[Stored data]
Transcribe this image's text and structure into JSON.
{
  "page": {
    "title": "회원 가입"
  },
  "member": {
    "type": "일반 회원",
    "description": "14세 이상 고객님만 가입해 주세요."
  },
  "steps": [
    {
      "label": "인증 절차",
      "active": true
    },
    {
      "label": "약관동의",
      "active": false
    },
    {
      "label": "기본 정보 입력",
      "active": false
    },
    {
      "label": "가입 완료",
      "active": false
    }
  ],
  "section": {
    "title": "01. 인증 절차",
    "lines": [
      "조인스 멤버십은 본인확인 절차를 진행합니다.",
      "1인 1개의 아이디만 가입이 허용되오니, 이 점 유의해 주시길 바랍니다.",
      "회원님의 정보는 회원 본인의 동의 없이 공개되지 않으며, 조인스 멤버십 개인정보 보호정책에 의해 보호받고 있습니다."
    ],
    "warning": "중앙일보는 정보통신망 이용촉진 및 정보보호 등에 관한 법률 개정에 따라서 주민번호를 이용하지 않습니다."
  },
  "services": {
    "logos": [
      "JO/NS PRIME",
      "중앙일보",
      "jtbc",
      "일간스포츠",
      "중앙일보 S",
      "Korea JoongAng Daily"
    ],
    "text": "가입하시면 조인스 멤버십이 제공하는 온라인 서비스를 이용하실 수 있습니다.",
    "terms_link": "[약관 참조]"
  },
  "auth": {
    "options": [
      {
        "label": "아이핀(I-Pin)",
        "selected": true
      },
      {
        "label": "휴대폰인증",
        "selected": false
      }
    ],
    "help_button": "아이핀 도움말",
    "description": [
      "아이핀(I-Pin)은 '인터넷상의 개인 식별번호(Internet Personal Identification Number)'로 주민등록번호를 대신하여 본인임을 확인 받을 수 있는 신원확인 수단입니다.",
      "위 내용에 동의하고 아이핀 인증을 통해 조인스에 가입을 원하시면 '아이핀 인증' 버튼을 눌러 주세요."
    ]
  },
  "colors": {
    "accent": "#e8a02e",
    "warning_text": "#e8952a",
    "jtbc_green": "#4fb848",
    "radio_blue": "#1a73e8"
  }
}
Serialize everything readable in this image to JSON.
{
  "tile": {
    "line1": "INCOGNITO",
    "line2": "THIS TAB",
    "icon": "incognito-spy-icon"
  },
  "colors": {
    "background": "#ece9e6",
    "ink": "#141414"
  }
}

DIRECTIONS:
Copy out the lines from the line containing "Serialize everything readable" to the end of the listing above, without alteration.

FULL ANSWER:
Serialize everything readable in this image to JSON.
{
  "tile": {
    "line1": "INCOGNITO",
    "line2": "THIS TAB",
    "icon": "incognito-spy-icon"
  },
  "colors": {
    "background": "#ece9e6",
    "ink": "#141414"
  }
}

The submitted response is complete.